THE TASK — What is the number of lines in these entries that include "xlabel"? Write that number and no other text.

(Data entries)
--- BEGIN ---

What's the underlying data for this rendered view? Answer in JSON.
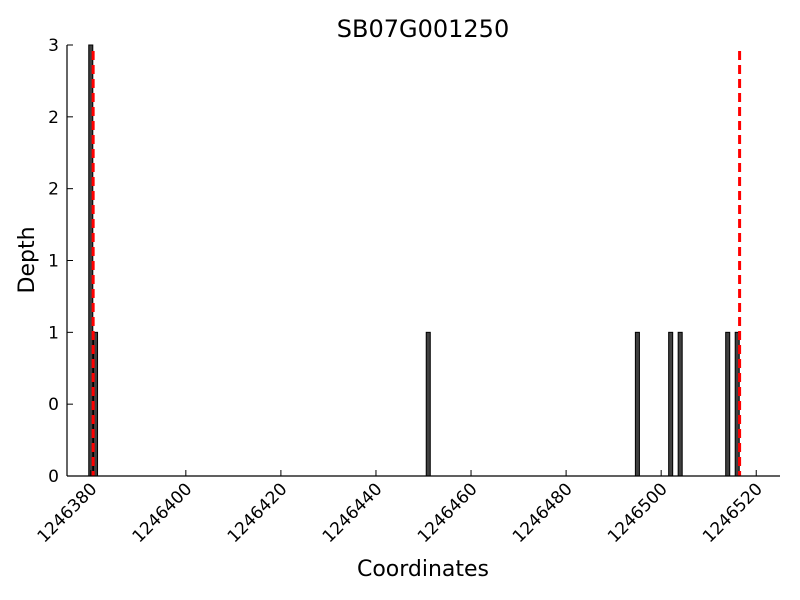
{
  "chart_data": {
    "type": "bar",
    "title": "SB07G001250",
    "xlabel": "Coordinates",
    "ylabel": "Depth",
    "xlim": [
      1246375,
      1246525
    ],
    "ylim": [
      0,
      3
    ],
    "xticks": [
      1246380,
      1246400,
      1246420,
      1246440,
      1246460,
      1246480,
      1246500,
      1246520
    ],
    "yticks": [
      {
        "value": 0,
        "label": "0"
      },
      {
        "value": 0.5,
        "label": "0"
      },
      {
        "value": 1,
        "label": "1"
      },
      {
        "value": 1.5,
        "label": "1"
      },
      {
        "value": 2,
        "label": "2"
      },
      {
        "value": 2.5,
        "label": "2"
      },
      {
        "value": 3,
        "label": "3"
      }
    ],
    "grid": false,
    "bar_color": "#404040",
    "series": [
      {
        "x": [
          1246380,
          1246381,
          1246451,
          1246495,
          1246502,
          1246504,
          1246514,
          1246516
        ],
        "values": [
          3,
          1,
          1,
          1,
          1,
          1,
          1,
          1
        ]
      }
    ],
    "reference_lines": [
      {
        "x": 1246380.5,
        "color": "#ff0000",
        "style": "dashed"
      },
      {
        "x": 1246516.5,
        "color": "#ff0000",
        "style": "dashed"
      }
    ]
  }
}
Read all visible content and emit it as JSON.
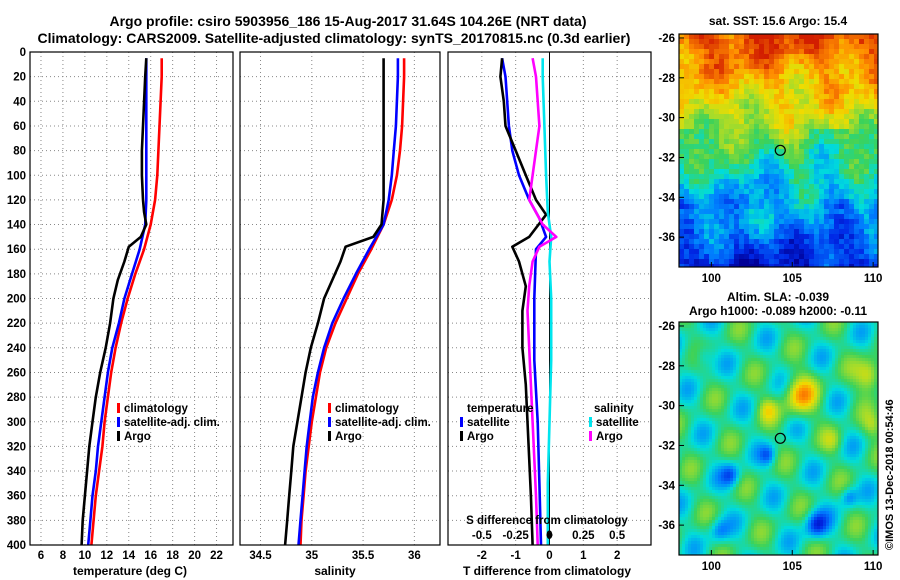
{
  "title_line1": "Argo profile: csiro 5903956_186 15-Aug-2017 31.64S 104.26E (NRT data)",
  "title_line2": "Climatology: CARS2009. Satellite-adjusted climatology: synTS_20170815.nc (0.3d earlier)",
  "chart_data": [
    {
      "type": "line",
      "name": "temperature-profile",
      "xlabel": "temperature (deg C)",
      "xlim": [
        5,
        23.5
      ],
      "xticks": [
        "6",
        "8",
        "10",
        "12",
        "14",
        "16",
        "18",
        "20",
        "22"
      ],
      "xtick_values": [
        6,
        8,
        10,
        12,
        14,
        16,
        18,
        20,
        22
      ],
      "ylim": [
        400,
        0
      ],
      "yticks": [
        "0",
        "20",
        "40",
        "60",
        "80",
        "100",
        "120",
        "140",
        "160",
        "180",
        "200",
        "220",
        "240",
        "260",
        "280",
        "300",
        "320",
        "340",
        "360",
        "380",
        "400"
      ],
      "ytick_values": [
        0,
        20,
        40,
        60,
        80,
        100,
        120,
        140,
        160,
        180,
        200,
        220,
        240,
        260,
        280,
        300,
        320,
        340,
        360,
        380,
        400
      ],
      "legend": [
        "climatology",
        "satellite-adj. clim.",
        "Argo"
      ],
      "series": [
        {
          "name": "climatology",
          "color": "#ff0000",
          "points": [
            [
              17.0,
              5
            ],
            [
              17.0,
              20
            ],
            [
              16.9,
              40
            ],
            [
              16.8,
              60
            ],
            [
              16.7,
              80
            ],
            [
              16.6,
              100
            ],
            [
              16.4,
              120
            ],
            [
              16.0,
              140
            ],
            [
              15.4,
              160
            ],
            [
              14.6,
              180
            ],
            [
              13.9,
              200
            ],
            [
              13.3,
              220
            ],
            [
              12.8,
              240
            ],
            [
              12.4,
              260
            ],
            [
              12.1,
              280
            ],
            [
              11.8,
              300
            ],
            [
              11.6,
              320
            ],
            [
              11.3,
              340
            ],
            [
              11.0,
              360
            ],
            [
              10.8,
              380
            ],
            [
              10.6,
              400
            ]
          ]
        },
        {
          "name": "satellite-adj. clim.",
          "color": "#0000ff",
          "points": [
            [
              15.6,
              5
            ],
            [
              15.6,
              20
            ],
            [
              15.6,
              40
            ],
            [
              15.6,
              60
            ],
            [
              15.6,
              80
            ],
            [
              15.6,
              100
            ],
            [
              15.6,
              120
            ],
            [
              15.5,
              140
            ],
            [
              15.0,
              160
            ],
            [
              14.3,
              180
            ],
            [
              13.6,
              200
            ],
            [
              13.1,
              220
            ],
            [
              12.5,
              240
            ],
            [
              12.1,
              260
            ],
            [
              11.8,
              280
            ],
            [
              11.5,
              300
            ],
            [
              11.2,
              320
            ],
            [
              11.0,
              340
            ],
            [
              10.7,
              360
            ],
            [
              10.5,
              380
            ],
            [
              10.3,
              400
            ]
          ]
        },
        {
          "name": "Argo",
          "color": "#000000",
          "points": [
            [
              15.6,
              5
            ],
            [
              15.5,
              20
            ],
            [
              15.4,
              40
            ],
            [
              15.3,
              60
            ],
            [
              15.2,
              80
            ],
            [
              15.2,
              100
            ],
            [
              15.3,
              120
            ],
            [
              15.4,
              130
            ],
            [
              15.6,
              140
            ],
            [
              15.1,
              150
            ],
            [
              14.0,
              158
            ],
            [
              13.6,
              170
            ],
            [
              13.0,
              185
            ],
            [
              12.6,
              200
            ],
            [
              12.3,
              220
            ],
            [
              11.9,
              240
            ],
            [
              11.4,
              260
            ],
            [
              11.0,
              280
            ],
            [
              10.7,
              300
            ],
            [
              10.4,
              320
            ],
            [
              10.2,
              340
            ],
            [
              10.0,
              360
            ],
            [
              9.8,
              380
            ],
            [
              9.7,
              400
            ]
          ]
        }
      ]
    },
    {
      "type": "line",
      "name": "salinity-profile",
      "xlabel": "salinity",
      "xlim": [
        34.3,
        36.25
      ],
      "xticks": [
        "34.5",
        "35",
        "35.5",
        "36"
      ],
      "xtick_values": [
        34.5,
        35,
        35.5,
        36
      ],
      "ylim": [
        400,
        0
      ],
      "legend": [
        "climatology",
        "satellite-adj. clim.",
        "Argo"
      ],
      "series": [
        {
          "name": "climatology",
          "color": "#ff0000",
          "points": [
            [
              35.9,
              5
            ],
            [
              35.9,
              20
            ],
            [
              35.89,
              40
            ],
            [
              35.88,
              60
            ],
            [
              35.86,
              80
            ],
            [
              35.83,
              100
            ],
            [
              35.78,
              120
            ],
            [
              35.7,
              140
            ],
            [
              35.58,
              160
            ],
            [
              35.45,
              180
            ],
            [
              35.34,
              200
            ],
            [
              35.23,
              220
            ],
            [
              35.14,
              240
            ],
            [
              35.08,
              260
            ],
            [
              35.04,
              280
            ],
            [
              35.0,
              300
            ],
            [
              34.97,
              320
            ],
            [
              34.94,
              340
            ],
            [
              34.92,
              360
            ],
            [
              34.9,
              380
            ],
            [
              34.89,
              400
            ]
          ]
        },
        {
          "name": "satellite-adj. clim.",
          "color": "#0000ff",
          "points": [
            [
              35.84,
              5
            ],
            [
              35.84,
              20
            ],
            [
              35.83,
              40
            ],
            [
              35.82,
              60
            ],
            [
              35.8,
              80
            ],
            [
              35.78,
              100
            ],
            [
              35.75,
              120
            ],
            [
              35.7,
              140
            ],
            [
              35.56,
              160
            ],
            [
              35.43,
              180
            ],
            [
              35.31,
              200
            ],
            [
              35.2,
              220
            ],
            [
              35.12,
              240
            ],
            [
              35.06,
              260
            ],
            [
              35.01,
              280
            ],
            [
              34.98,
              300
            ],
            [
              34.95,
              320
            ],
            [
              34.93,
              340
            ],
            [
              34.91,
              360
            ],
            [
              34.89,
              380
            ],
            [
              34.87,
              400
            ]
          ]
        },
        {
          "name": "Argo",
          "color": "#000000",
          "points": [
            [
              35.7,
              5
            ],
            [
              35.7,
              20
            ],
            [
              35.7,
              40
            ],
            [
              35.7,
              60
            ],
            [
              35.7,
              80
            ],
            [
              35.7,
              100
            ],
            [
              35.7,
              120
            ],
            [
              35.68,
              140
            ],
            [
              35.6,
              150
            ],
            [
              35.33,
              158
            ],
            [
              35.28,
              170
            ],
            [
              35.2,
              185
            ],
            [
              35.12,
              200
            ],
            [
              35.06,
              220
            ],
            [
              34.99,
              240
            ],
            [
              34.94,
              260
            ],
            [
              34.9,
              280
            ],
            [
              34.86,
              300
            ],
            [
              34.82,
              320
            ],
            [
              34.8,
              340
            ],
            [
              34.78,
              360
            ],
            [
              34.76,
              380
            ],
            [
              34.74,
              400
            ]
          ]
        }
      ]
    },
    {
      "type": "line",
      "name": "difference-profile",
      "xlabel": "T difference from climatology",
      "top_axis_label": "S difference from climatology",
      "xlim": [
        -3,
        3
      ],
      "xticks": [
        "-2",
        "-1",
        "0",
        "1",
        "2"
      ],
      "xtick_values": [
        -2,
        -1,
        0,
        1,
        2
      ],
      "top_ticks": [
        "-0.5",
        "-0.25",
        "0",
        "0.25",
        "0.5"
      ],
      "top_tick_values": [
        -2,
        -1,
        0,
        1,
        2
      ],
      "ylim": [
        400,
        0
      ],
      "legend_headers": [
        "temperature",
        "salinity"
      ],
      "legend_temperature": [
        "satellite",
        "Argo"
      ],
      "legend_salinity": [
        "satellite",
        "Argo"
      ],
      "series": [
        {
          "name": "T satellite",
          "color": "#0000ff",
          "points": [
            [
              -1.4,
              5
            ],
            [
              -1.3,
              20
            ],
            [
              -1.25,
              40
            ],
            [
              -1.2,
              60
            ],
            [
              -1.1,
              80
            ],
            [
              -0.9,
              100
            ],
            [
              -0.6,
              120
            ],
            [
              -0.3,
              135
            ],
            [
              -0.1,
              150
            ],
            [
              -0.4,
              160
            ],
            [
              -0.45,
              200
            ],
            [
              -0.45,
              250
            ],
            [
              -0.35,
              300
            ],
            [
              -0.3,
              350
            ],
            [
              -0.25,
              400
            ]
          ]
        },
        {
          "name": "T Argo",
          "color": "#000000",
          "points": [
            [
              -1.4,
              5
            ],
            [
              -1.45,
              20
            ],
            [
              -1.35,
              40
            ],
            [
              -1.3,
              60
            ],
            [
              -1.0,
              80
            ],
            [
              -0.7,
              100
            ],
            [
              -0.4,
              120
            ],
            [
              -0.1,
              132
            ],
            [
              -0.6,
              150
            ],
            [
              -1.1,
              158
            ],
            [
              -0.9,
              170
            ],
            [
              -0.7,
              190
            ],
            [
              -0.8,
              210
            ],
            [
              -0.8,
              240
            ],
            [
              -0.7,
              270
            ],
            [
              -0.65,
              300
            ],
            [
              -0.6,
              330
            ],
            [
              -0.55,
              360
            ],
            [
              -0.5,
              400
            ]
          ]
        },
        {
          "name": "S satellite",
          "color": "#00e5ee",
          "points": [
            [
              -0.2,
              5
            ],
            [
              -0.2,
              20
            ],
            [
              -0.15,
              60
            ],
            [
              -0.1,
              100
            ],
            [
              -0.05,
              130
            ],
            [
              0.05,
              150
            ],
            [
              0.0,
              170
            ],
            [
              0.05,
              200
            ],
            [
              0.05,
              250
            ],
            [
              0.0,
              300
            ],
            [
              -0.05,
              350
            ],
            [
              -0.05,
              400
            ]
          ]
        },
        {
          "name": "S Argo",
          "color": "#ff00ff",
          "points": [
            [
              -0.5,
              5
            ],
            [
              -0.4,
              20
            ],
            [
              -0.35,
              40
            ],
            [
              -0.3,
              60
            ],
            [
              -0.4,
              80
            ],
            [
              -0.5,
              100
            ],
            [
              -0.6,
              120
            ],
            [
              -0.2,
              140
            ],
            [
              0.2,
              150
            ],
            [
              -0.3,
              158
            ],
            [
              -0.5,
              170
            ],
            [
              -0.6,
              190
            ],
            [
              -0.65,
              210
            ],
            [
              -0.6,
              240
            ],
            [
              -0.55,
              270
            ],
            [
              -0.5,
              300
            ],
            [
              -0.45,
              330
            ],
            [
              -0.4,
              360
            ],
            [
              -0.35,
              400
            ]
          ]
        }
      ]
    },
    {
      "type": "heatmap",
      "name": "sst-map",
      "title": "sat. SST: 15.6  Argo: 15.4",
      "xlim": [
        98,
        110.3
      ],
      "ylim": [
        -37.5,
        -25.8
      ],
      "xticks": [
        "100",
        "105",
        "110"
      ],
      "xtick_values": [
        100,
        105,
        110
      ],
      "yticks": [
        "-26",
        "-28",
        "-30",
        "-32",
        "-34",
        "-36"
      ],
      "ytick_values": [
        -26,
        -28,
        -30,
        -32,
        -34,
        -36
      ],
      "marker_lon": 104.26,
      "marker_lat": -31.64
    },
    {
      "type": "heatmap",
      "name": "sla-map",
      "title_line1": "Altim. SLA: -0.039",
      "title_line2": "Argo h1000: -0.089 h2000: -0.11",
      "xlim": [
        98,
        110.3
      ],
      "ylim": [
        -37.5,
        -25.8
      ],
      "xticks": [
        "100",
        "105",
        "110"
      ],
      "xtick_values": [
        100,
        105,
        110
      ],
      "yticks": [
        "-26",
        "-28",
        "-30",
        "-32",
        "-34",
        "-36"
      ],
      "ytick_values": [
        -26,
        -28,
        -30,
        -32,
        -34,
        -36
      ],
      "marker_lon": 104.26,
      "marker_lat": -31.64
    }
  ],
  "watermark": "©IMOS 13-Dec-2018 00:54:46"
}
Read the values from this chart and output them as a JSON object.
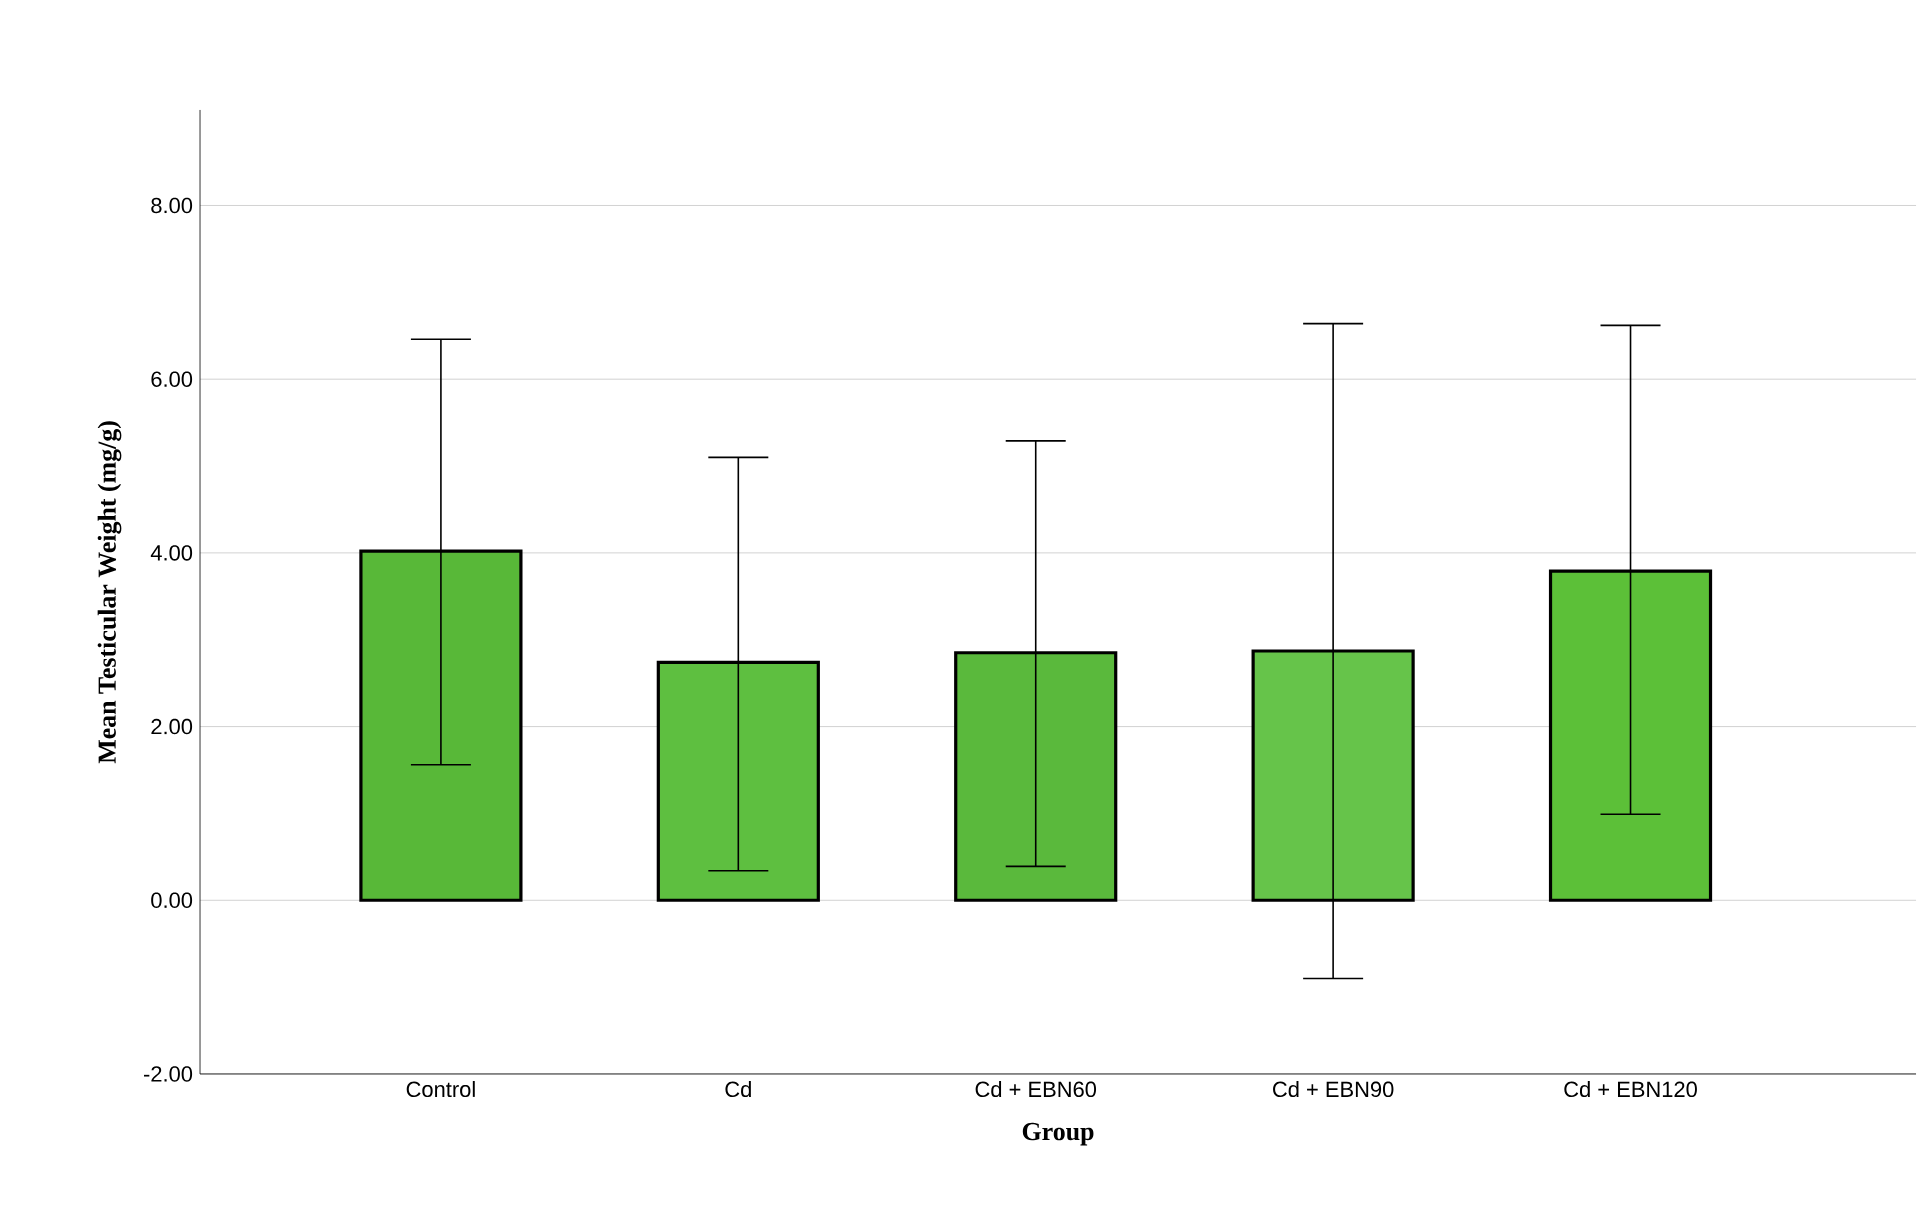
{
  "chart_data": {
    "type": "bar",
    "xlabel": "Group",
    "ylabel": "Mean Testicular Weight (mg/g)",
    "categories": [
      "Control",
      "Cd",
      "Cd + EBN60",
      "Cd + EBN90",
      "Cd + EBN120"
    ],
    "values": [
      4.02,
      2.74,
      2.85,
      2.87,
      3.79
    ],
    "errors": [
      [
        1.56,
        6.46
      ],
      [
        0.34,
        5.1
      ],
      [
        0.39,
        5.29
      ],
      [
        -0.9,
        6.64
      ],
      [
        0.99,
        6.62
      ]
    ],
    "colors": [
      "#58b838",
      "#5ebf40",
      "#5ab93c",
      "#66c44a",
      "#5cc038"
    ],
    "ylim": [
      -2,
      9.1
    ],
    "yticks": [
      {
        "value": -2,
        "label": "-2.00"
      },
      {
        "value": 0,
        "label": "0.00"
      },
      {
        "value": 2,
        "label": "2.00"
      },
      {
        "value": 4,
        "label": "4.00"
      },
      {
        "value": 6,
        "label": "6.00"
      },
      {
        "value": 8,
        "label": "8.00"
      }
    ],
    "grid": "y"
  }
}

--- END ---

ANSWER — 5